** START Records for the exercise **
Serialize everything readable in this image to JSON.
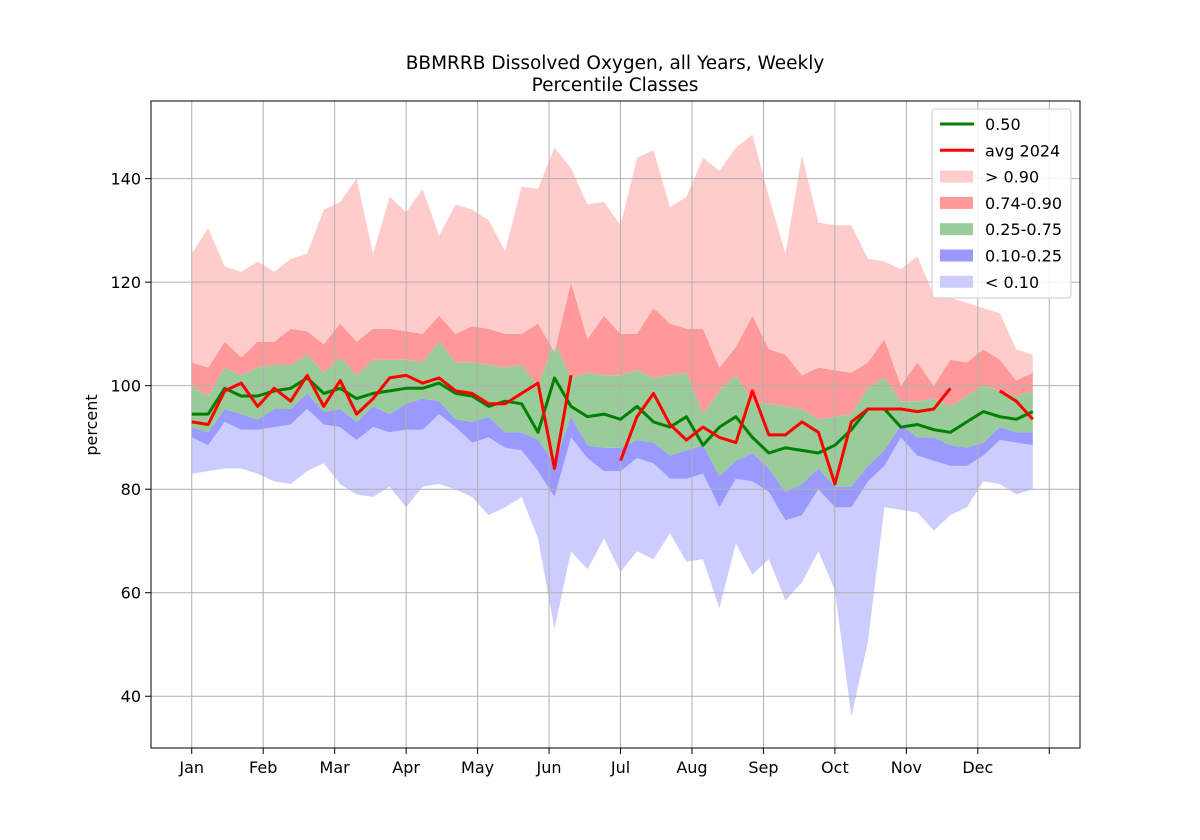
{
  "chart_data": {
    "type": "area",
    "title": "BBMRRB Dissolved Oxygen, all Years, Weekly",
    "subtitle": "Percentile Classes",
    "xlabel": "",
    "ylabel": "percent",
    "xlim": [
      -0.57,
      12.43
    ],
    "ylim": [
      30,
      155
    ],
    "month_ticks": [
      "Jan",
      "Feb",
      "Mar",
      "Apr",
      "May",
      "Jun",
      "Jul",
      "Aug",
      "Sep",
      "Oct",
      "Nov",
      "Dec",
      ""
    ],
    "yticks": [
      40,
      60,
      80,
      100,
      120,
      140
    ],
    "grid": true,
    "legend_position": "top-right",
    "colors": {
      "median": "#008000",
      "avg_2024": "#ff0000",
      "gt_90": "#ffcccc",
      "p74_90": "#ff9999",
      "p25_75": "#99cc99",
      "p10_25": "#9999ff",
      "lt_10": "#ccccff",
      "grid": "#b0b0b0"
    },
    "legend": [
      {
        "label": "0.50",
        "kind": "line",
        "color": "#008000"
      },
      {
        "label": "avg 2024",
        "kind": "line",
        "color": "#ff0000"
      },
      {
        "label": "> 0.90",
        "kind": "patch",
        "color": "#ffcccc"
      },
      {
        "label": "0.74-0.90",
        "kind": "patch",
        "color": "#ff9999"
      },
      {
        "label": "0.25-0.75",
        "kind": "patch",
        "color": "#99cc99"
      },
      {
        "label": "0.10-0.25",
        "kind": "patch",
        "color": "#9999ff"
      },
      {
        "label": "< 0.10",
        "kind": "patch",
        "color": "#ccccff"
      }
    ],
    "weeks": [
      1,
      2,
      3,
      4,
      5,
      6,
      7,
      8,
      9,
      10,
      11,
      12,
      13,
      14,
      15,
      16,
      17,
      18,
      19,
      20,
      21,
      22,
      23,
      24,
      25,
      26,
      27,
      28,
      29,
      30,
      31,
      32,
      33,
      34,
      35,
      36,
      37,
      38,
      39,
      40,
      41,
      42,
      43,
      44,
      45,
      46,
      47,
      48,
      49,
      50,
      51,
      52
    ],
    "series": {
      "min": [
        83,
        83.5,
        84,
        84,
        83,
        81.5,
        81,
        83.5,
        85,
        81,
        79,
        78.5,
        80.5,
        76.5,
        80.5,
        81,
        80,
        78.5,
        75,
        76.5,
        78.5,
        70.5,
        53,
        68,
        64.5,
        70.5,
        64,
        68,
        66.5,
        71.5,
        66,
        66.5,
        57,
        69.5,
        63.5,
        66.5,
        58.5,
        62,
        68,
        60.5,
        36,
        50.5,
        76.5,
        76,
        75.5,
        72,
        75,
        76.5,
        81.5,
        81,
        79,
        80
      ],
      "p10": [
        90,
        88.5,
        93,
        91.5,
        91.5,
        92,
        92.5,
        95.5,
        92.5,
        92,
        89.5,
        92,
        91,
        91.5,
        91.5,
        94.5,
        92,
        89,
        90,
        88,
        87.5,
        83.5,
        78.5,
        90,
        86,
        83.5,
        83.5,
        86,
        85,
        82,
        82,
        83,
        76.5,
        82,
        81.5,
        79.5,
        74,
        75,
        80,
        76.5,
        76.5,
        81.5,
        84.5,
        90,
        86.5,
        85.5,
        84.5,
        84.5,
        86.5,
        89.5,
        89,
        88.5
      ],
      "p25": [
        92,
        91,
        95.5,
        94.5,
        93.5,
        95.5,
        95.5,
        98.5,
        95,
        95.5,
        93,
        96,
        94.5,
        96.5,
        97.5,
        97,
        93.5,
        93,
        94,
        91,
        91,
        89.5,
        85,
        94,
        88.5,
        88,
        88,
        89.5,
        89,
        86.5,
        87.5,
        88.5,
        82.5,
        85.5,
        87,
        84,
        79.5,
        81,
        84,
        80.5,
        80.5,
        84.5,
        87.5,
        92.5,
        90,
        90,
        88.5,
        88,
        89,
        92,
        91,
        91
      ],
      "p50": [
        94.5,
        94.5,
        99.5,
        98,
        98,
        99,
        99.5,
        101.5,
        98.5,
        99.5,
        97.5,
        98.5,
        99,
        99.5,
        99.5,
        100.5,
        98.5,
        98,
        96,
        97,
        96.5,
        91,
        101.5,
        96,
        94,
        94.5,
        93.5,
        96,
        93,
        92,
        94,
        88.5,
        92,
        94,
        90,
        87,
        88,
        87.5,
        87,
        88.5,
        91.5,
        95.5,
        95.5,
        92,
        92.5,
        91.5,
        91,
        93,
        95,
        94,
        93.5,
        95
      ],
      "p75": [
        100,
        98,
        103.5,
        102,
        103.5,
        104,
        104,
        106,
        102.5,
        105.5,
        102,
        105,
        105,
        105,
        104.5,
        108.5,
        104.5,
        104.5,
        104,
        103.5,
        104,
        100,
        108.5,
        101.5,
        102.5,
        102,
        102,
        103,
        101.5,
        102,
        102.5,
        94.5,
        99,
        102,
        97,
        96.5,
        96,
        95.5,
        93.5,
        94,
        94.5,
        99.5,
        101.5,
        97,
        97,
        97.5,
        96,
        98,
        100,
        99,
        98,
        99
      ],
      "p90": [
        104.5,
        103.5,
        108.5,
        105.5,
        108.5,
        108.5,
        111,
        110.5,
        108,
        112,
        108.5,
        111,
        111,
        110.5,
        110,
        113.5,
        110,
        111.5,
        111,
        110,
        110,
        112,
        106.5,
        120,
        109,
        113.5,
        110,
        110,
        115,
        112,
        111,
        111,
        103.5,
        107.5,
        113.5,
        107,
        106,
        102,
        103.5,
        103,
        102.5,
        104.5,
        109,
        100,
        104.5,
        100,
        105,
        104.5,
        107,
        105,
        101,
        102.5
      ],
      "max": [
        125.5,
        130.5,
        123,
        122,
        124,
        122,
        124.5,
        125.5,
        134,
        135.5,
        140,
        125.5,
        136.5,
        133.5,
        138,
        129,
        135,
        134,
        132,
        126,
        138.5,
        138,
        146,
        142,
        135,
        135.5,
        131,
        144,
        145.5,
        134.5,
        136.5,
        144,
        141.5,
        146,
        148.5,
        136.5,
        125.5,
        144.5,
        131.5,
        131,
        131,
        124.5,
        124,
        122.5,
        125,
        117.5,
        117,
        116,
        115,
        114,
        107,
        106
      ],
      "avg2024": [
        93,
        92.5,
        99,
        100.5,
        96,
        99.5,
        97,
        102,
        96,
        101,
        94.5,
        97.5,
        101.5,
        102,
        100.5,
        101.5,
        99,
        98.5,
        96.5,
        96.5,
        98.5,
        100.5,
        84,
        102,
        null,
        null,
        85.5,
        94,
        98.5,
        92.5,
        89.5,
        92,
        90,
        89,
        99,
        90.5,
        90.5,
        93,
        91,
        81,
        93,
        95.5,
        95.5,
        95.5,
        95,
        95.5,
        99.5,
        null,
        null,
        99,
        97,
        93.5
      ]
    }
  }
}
** END Records for the exercise **
** START Records for the exercise **
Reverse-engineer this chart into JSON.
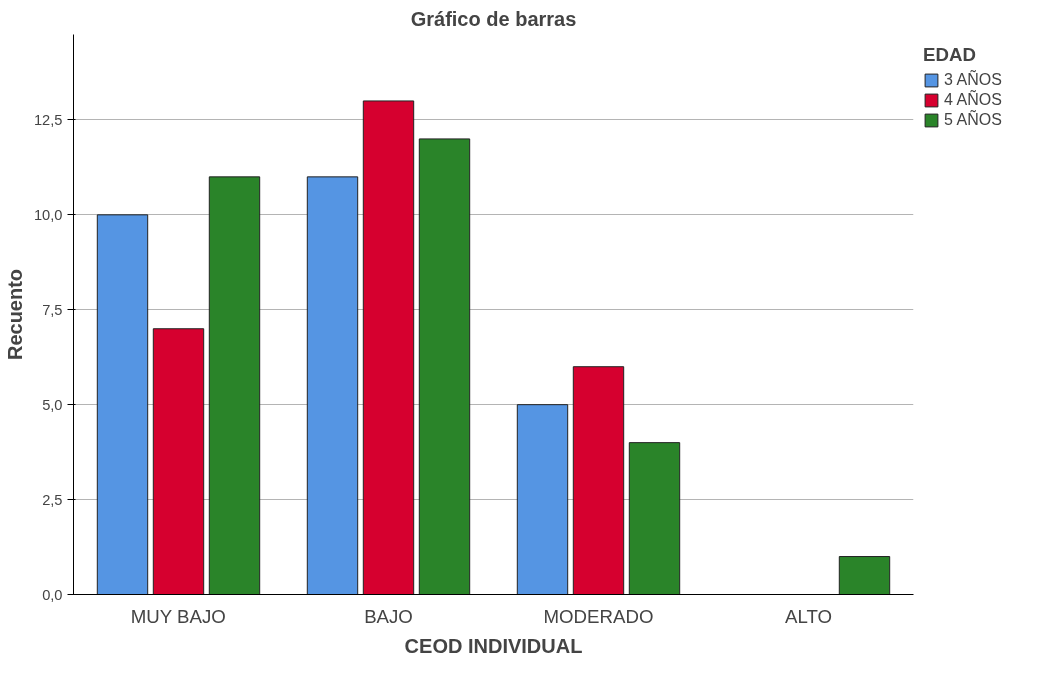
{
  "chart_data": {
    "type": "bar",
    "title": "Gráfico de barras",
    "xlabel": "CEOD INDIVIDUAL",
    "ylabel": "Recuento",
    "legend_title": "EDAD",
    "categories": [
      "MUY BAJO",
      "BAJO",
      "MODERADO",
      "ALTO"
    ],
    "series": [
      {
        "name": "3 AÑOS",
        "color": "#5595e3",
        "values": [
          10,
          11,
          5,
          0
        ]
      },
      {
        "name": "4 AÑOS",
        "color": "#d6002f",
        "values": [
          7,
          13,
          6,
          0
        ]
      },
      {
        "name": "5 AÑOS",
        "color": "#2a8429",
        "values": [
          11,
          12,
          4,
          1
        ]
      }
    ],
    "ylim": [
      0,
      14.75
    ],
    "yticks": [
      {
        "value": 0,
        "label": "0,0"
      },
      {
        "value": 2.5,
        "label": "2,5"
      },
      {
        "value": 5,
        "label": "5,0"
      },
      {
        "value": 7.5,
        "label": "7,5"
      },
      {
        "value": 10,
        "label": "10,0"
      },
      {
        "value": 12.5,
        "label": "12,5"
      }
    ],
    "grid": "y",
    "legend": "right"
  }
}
** END Records for the exercise **
Working from the entries above, return all lines that contain "JSON".

Serialize everything readable in this image to JSON.
Reverse-engineer this chart into JSON.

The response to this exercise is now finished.